══ THE INPUT

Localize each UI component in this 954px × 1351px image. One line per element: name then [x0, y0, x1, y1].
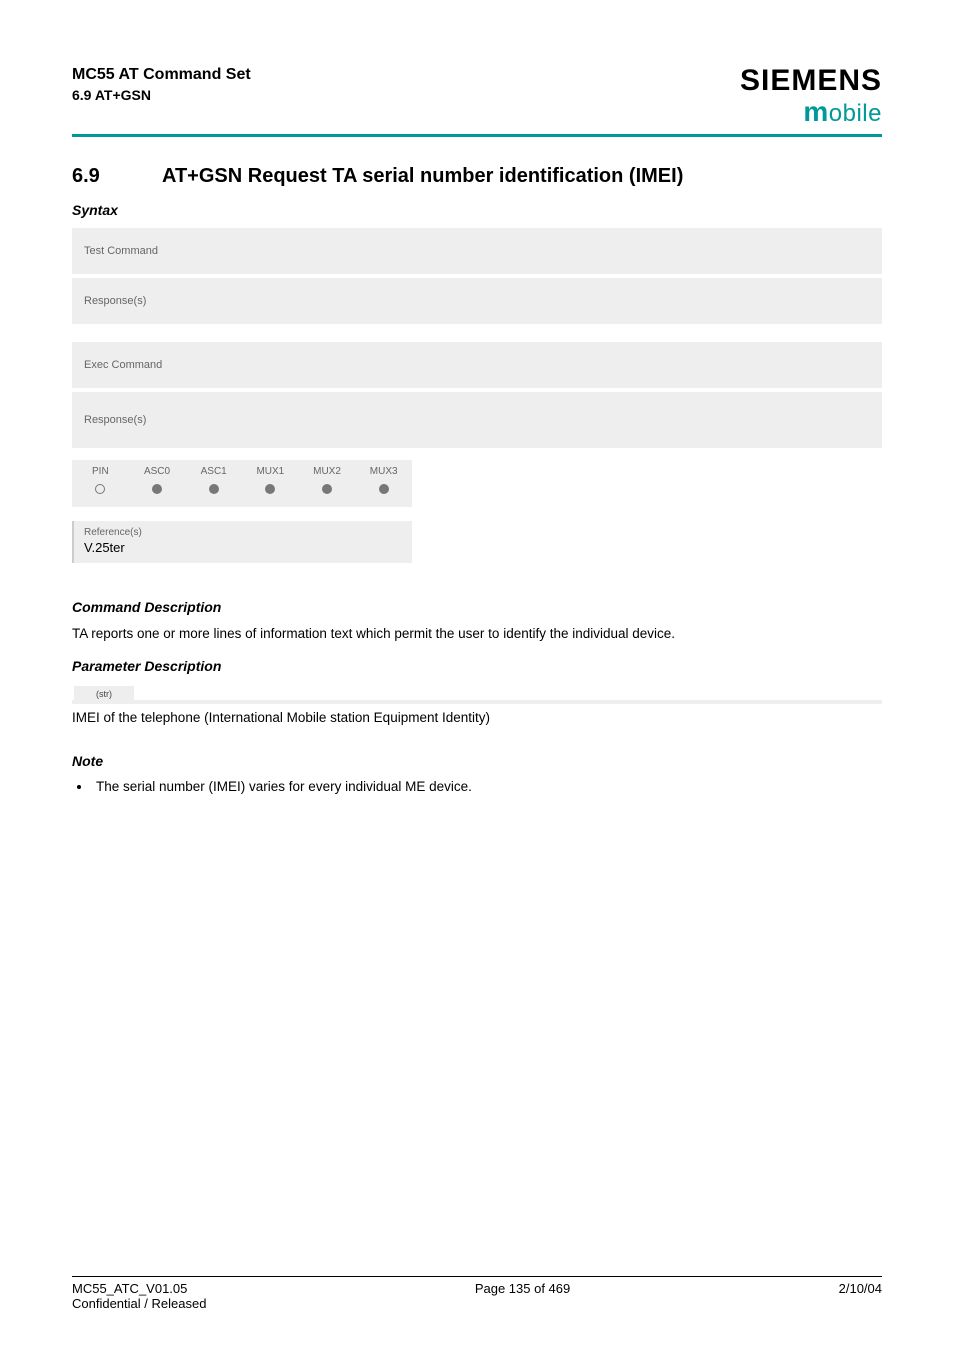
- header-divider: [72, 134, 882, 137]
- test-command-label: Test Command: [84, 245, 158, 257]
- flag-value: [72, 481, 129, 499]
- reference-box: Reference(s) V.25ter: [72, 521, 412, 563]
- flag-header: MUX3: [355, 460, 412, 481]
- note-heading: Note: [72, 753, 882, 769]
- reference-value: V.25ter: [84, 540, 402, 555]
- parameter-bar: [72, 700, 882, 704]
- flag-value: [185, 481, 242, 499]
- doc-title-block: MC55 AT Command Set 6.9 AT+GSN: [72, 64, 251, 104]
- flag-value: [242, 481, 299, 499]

════

→ EXERCISE AIM:
Rewrite the lines above, swapping "Localize" for "Locate" and keeping everything else the same. Omit the pictures from your answer.

→ ANSWER TO THE TASK:
Locate each UI component in this 954px × 1351px image. One line per element: name then [x0, y0, x1, y1].
- header-divider: [72, 134, 882, 137]
- test-command-label: Test Command: [84, 245, 158, 257]
- flag-value: [72, 481, 129, 499]
- reference-box: Reference(s) V.25ter: [72, 521, 412, 563]
- flag-header: MUX3: [355, 460, 412, 481]
- note-heading: Note: [72, 753, 882, 769]
- reference-value: V.25ter: [84, 540, 402, 555]
- parameter-bar: [72, 700, 882, 704]
- flag-value: [185, 481, 242, 499]
- doc-title-block: MC55 AT Command Set 6.9 AT+GSN: [72, 64, 251, 104]
- flag-value: [242, 481, 299, 499]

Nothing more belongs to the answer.